#### Work to do:
Locate the word "HMLHJBCYBSQ" in the material, then show every line that holds it.

#### Data rows:
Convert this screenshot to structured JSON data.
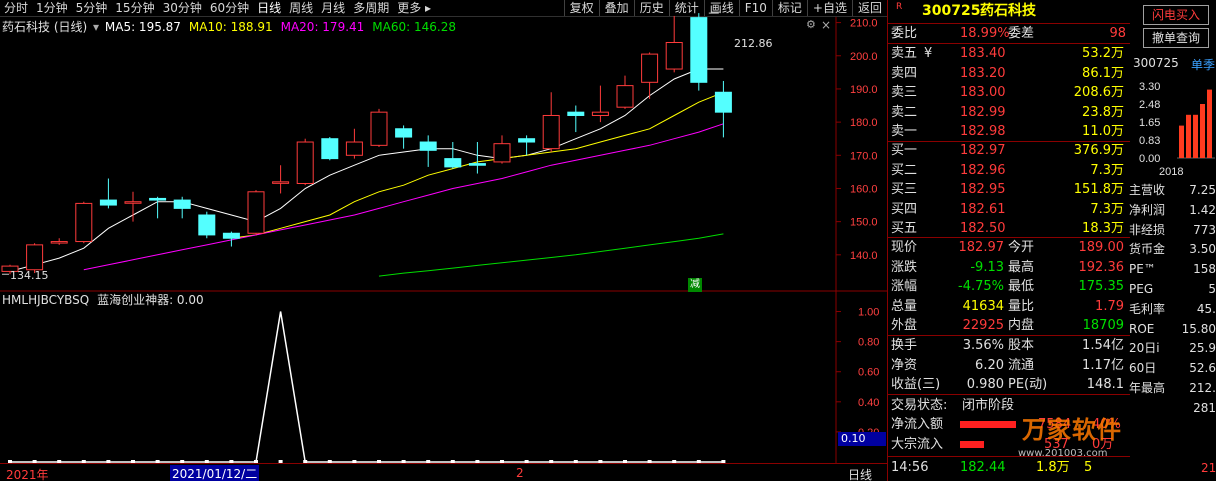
{
  "toolbar": {
    "periods": [
      "分时",
      "1分钟",
      "5分钟",
      "15分钟",
      "30分钟",
      "60分钟",
      "日线",
      "周线",
      "月线",
      "多周期",
      "更多"
    ],
    "active_period": "日线",
    "tools": [
      "复权",
      "叠加",
      "历史",
      "统计",
      "画线",
      "F10",
      "标记",
      "+自选",
      "返回"
    ]
  },
  "chart": {
    "title": "药石科技 (日线)",
    "ma": [
      {
        "label": "MA5: 195.87",
        "color": "#ffffff"
      },
      {
        "label": "MA10: 188.91",
        "color": "#ffff00"
      },
      {
        "label": "MA20: 179.41",
        "color": "#ff00ff"
      },
      {
        "label": "MA60: 146.28",
        "color": "#00dd00"
      }
    ],
    "price_ticks": [
      "210.0",
      "200.0",
      "190.0",
      "180.0",
      "170.0",
      "160.0",
      "150.0",
      "140.0"
    ],
    "high_label": "212.86",
    "low_label": "134.15",
    "reduce_badge": "减",
    "ind_title": "HMLHJBCYBSQ",
    "ind_name": "蓝海创业神器: 0.00",
    "ind_ticks": [
      "1.00",
      "0.80",
      "0.60",
      "0.40",
      "0.20"
    ],
    "ind_value_box": "0.10",
    "date_labels": [
      "2021年",
      "2021/01/12/二",
      "2"
    ],
    "period_label": "日线",
    "chart_data": {
      "type": "candlestick",
      "ylim": [
        130,
        215
      ],
      "candles": [
        {
          "o": 135.0,
          "c": 136.6,
          "h": 137.0,
          "l": 134.15
        },
        {
          "o": 135.5,
          "c": 143.0,
          "h": 143.5,
          "l": 134.5
        },
        {
          "o": 143.8,
          "c": 144.0,
          "h": 145.0,
          "l": 143.0
        },
        {
          "o": 144.0,
          "c": 155.5,
          "h": 156.0,
          "l": 143.5
        },
        {
          "o": 156.5,
          "c": 155.0,
          "h": 163.0,
          "l": 154.0
        },
        {
          "o": 155.8,
          "c": 156.0,
          "h": 159.0,
          "l": 150.0
        },
        {
          "o": 157.0,
          "c": 156.5,
          "h": 157.5,
          "l": 151.0
        },
        {
          "o": 156.5,
          "c": 154.0,
          "h": 157.5,
          "l": 151.0
        },
        {
          "o": 152.0,
          "c": 146.0,
          "h": 153.0,
          "l": 145.0
        },
        {
          "o": 146.5,
          "c": 145.0,
          "h": 147.0,
          "l": 142.5
        },
        {
          "o": 146.5,
          "c": 159.0,
          "h": 159.5,
          "l": 146.0
        },
        {
          "o": 162.0,
          "c": 162.0,
          "h": 167.0,
          "l": 158.5
        },
        {
          "o": 161.5,
          "c": 174.0,
          "h": 175.0,
          "l": 161.0
        },
        {
          "o": 175.0,
          "c": 169.0,
          "h": 175.5,
          "l": 168.5
        },
        {
          "o": 170.0,
          "c": 174.0,
          "h": 178.0,
          "l": 169.0
        },
        {
          "o": 173.0,
          "c": 183.0,
          "h": 184.0,
          "l": 172.5
        },
        {
          "o": 178.0,
          "c": 175.5,
          "h": 179.0,
          "l": 172.0
        },
        {
          "o": 174.0,
          "c": 171.5,
          "h": 176.0,
          "l": 166.5
        },
        {
          "o": 169.0,
          "c": 166.5,
          "h": 174.0,
          "l": 166.0
        },
        {
          "o": 167.5,
          "c": 167.0,
          "h": 174.0,
          "l": 164.5
        },
        {
          "o": 168.0,
          "c": 173.5,
          "h": 176.0,
          "l": 167.5
        },
        {
          "o": 175.0,
          "c": 174.0,
          "h": 176.0,
          "l": 170.0
        },
        {
          "o": 172.0,
          "c": 182.0,
          "h": 189.0,
          "l": 171.0
        },
        {
          "o": 183.0,
          "c": 182.0,
          "h": 185.0,
          "l": 177.0
        },
        {
          "o": 182.0,
          "c": 183.0,
          "h": 191.0,
          "l": 180.0
        },
        {
          "o": 184.5,
          "c": 191.0,
          "h": 194.0,
          "l": 184.0
        },
        {
          "o": 192.0,
          "c": 200.5,
          "h": 201.0,
          "l": 187.0
        },
        {
          "o": 196.0,
          "c": 204.0,
          "h": 212.0,
          "l": 195.0
        },
        {
          "o": 211.5,
          "c": 192.0,
          "h": 212.86,
          "l": 189.5
        },
        {
          "o": 189.0,
          "c": 183.0,
          "h": 192.4,
          "l": 175.4
        }
      ],
      "series": [
        {
          "name": "MA5",
          "color": "#ffffff",
          "values": [
            135,
            137,
            139,
            142,
            148,
            152,
            156,
            156,
            154,
            152,
            150,
            154,
            160,
            164,
            167,
            170,
            171,
            172,
            172,
            170,
            169,
            170,
            172,
            175,
            178,
            182,
            188,
            193,
            196,
            196
          ]
        },
        {
          "name": "MA10",
          "color": "#ffff00",
          "values": [
            null,
            null,
            null,
            null,
            null,
            null,
            null,
            null,
            null,
            145,
            146,
            148,
            150,
            152,
            156,
            159,
            161,
            164,
            166,
            168,
            169,
            170,
            171,
            172,
            174,
            176,
            178,
            182,
            186,
            189
          ]
        },
        {
          "name": "MA20",
          "color": "#ff00ff",
          "values": [
            null,
            null,
            null,
            135.5,
            137,
            138.5,
            140,
            141.5,
            143,
            144.5,
            146,
            147.5,
            149,
            150.5,
            152,
            154,
            156,
            158,
            160,
            161.5,
            163,
            165,
            167,
            168.5,
            170,
            171.5,
            173,
            175,
            177,
            179.5
          ]
        },
        {
          "name": "MA60",
          "color": "#00dd00",
          "values": [
            null,
            null,
            null,
            null,
            null,
            null,
            null,
            null,
            null,
            null,
            null,
            null,
            null,
            null,
            null,
            133.6,
            134.5,
            135.2,
            136,
            136.8,
            137.6,
            138.4,
            139.2,
            140,
            141,
            142,
            143,
            144,
            145,
            146.3
          ]
        }
      ],
      "indicator": {
        "name": "HMLHJBCYBSQ",
        "ylim": [
          0,
          1.05
        ],
        "values": [
          0,
          0,
          0,
          0,
          0,
          0,
          0,
          0,
          0,
          0,
          0,
          1,
          0,
          0,
          0,
          0,
          0,
          0,
          0,
          0,
          0,
          0,
          0,
          0,
          0,
          0,
          0,
          0,
          0,
          0
        ]
      }
    }
  },
  "quote": {
    "code": "300725",
    "name": "药石科技",
    "r_mark": "R",
    "weibi_label": "委比",
    "weibi": "18.99%",
    "weicha_label": "委差",
    "weicha": "98",
    "asks": [
      {
        "label": "卖五",
        "cur": "¥",
        "price": "183.40",
        "vol": "53.2万"
      },
      {
        "label": "卖四",
        "price": "183.20",
        "vol": "86.1万"
      },
      {
        "label": "卖三",
        "price": "183.00",
        "vol": "208.6万"
      },
      {
        "label": "卖二",
        "price": "182.99",
        "vol": "23.8万"
      },
      {
        "label": "卖一",
        "price": "182.98",
        "vol": "11.0万"
      }
    ],
    "bids": [
      {
        "label": "买一",
        "price": "182.97",
        "vol": "376.9万"
      },
      {
        "label": "买二",
        "price": "182.96",
        "vol": "7.3万"
      },
      {
        "label": "买三",
        "price": "182.95",
        "vol": "151.8万"
      },
      {
        "label": "买四",
        "price": "182.61",
        "vol": "7.3万"
      },
      {
        "label": "买五",
        "price": "182.50",
        "vol": "18.3万"
      }
    ],
    "stats": [
      {
        "l1": "现价",
        "v1": "182.97",
        "c1": "#ff3b3b",
        "l2": "今开",
        "v2": "189.00",
        "c2": "#ff3b3b"
      },
      {
        "l1": "涨跌",
        "v1": "-9.13",
        "c1": "#00e000",
        "l2": "最高",
        "v2": "192.36",
        "c2": "#ff3b3b"
      },
      {
        "l1": "涨幅",
        "v1": "-4.75%",
        "c1": "#00e000",
        "l2": "最低",
        "v2": "175.35",
        "c2": "#00e000"
      },
      {
        "l1": "总量",
        "v1": "41634",
        "c1": "#ffff00",
        "l2": "量比",
        "v2": "1.79",
        "c2": "#ff3b3b"
      },
      {
        "l1": "外盘",
        "v1": "22925",
        "c1": "#ff3b3b",
        "l2": "内盘",
        "v2": "18709",
        "c2": "#00e000"
      }
    ],
    "fin": [
      {
        "l1": "换手",
        "v1": "3.56%",
        "l2": "股本",
        "v2": "1.54亿"
      },
      {
        "l1": "净资",
        "v1": "6.20",
        "l2": "流通",
        "v2": "1.17亿"
      },
      {
        "l1": "收益(三)",
        "v1": "0.980",
        "l2": "PE(动)",
        "v2": "148.1"
      }
    ],
    "status_label": "交易状态:",
    "status": "闭市阶段",
    "netflow_label": "净流入额",
    "netflow_val": "7584",
    "netflow_val2": "40%",
    "block_label": "大宗流入",
    "block_val": "537",
    "block_val2": "0万",
    "tick_time": "14:56",
    "tick_price": "182.44",
    "tick_vol": "1.8万",
    "tick_vol2": "5",
    "watermark": "万家软件",
    "watermark_url": "www.201003.com"
  },
  "far": {
    "flash_buy": "闪电买入",
    "cancel_query": "撤单查询",
    "code": "300725",
    "tab": "单季",
    "bar_ticks": [
      "3.30",
      "2.48",
      "1.65",
      "0.83",
      "0.00"
    ],
    "year": "2018",
    "bars": [
      0.45,
      0.6,
      0.6,
      0.75,
      0.95
    ],
    "metrics": [
      {
        "label": "主营收",
        "value": "7.25"
      },
      {
        "label": "净利润",
        "value": "1.42"
      },
      {
        "label": "非经损",
        "value": "773"
      },
      {
        "label": "货币金",
        "value": "3.50"
      },
      {
        "label": "PE™",
        "value": "158"
      },
      {
        "label": "PEG",
        "value": "5"
      },
      {
        "label": "毛利率",
        "value": "45."
      },
      {
        "label": "ROE",
        "value": "15.80"
      },
      {
        "label": "20日i",
        "value": "25.9"
      },
      {
        "label": "60日",
        "value": "52.6"
      },
      {
        "label": "年最高",
        "value": "212."
      },
      {
        "label": "",
        "value": "281"
      }
    ],
    "bottom": "21"
  }
}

#### Output:
    "ind_title": "HMLHJBCYBSQ",
        "name": "HMLHJBCYBSQ",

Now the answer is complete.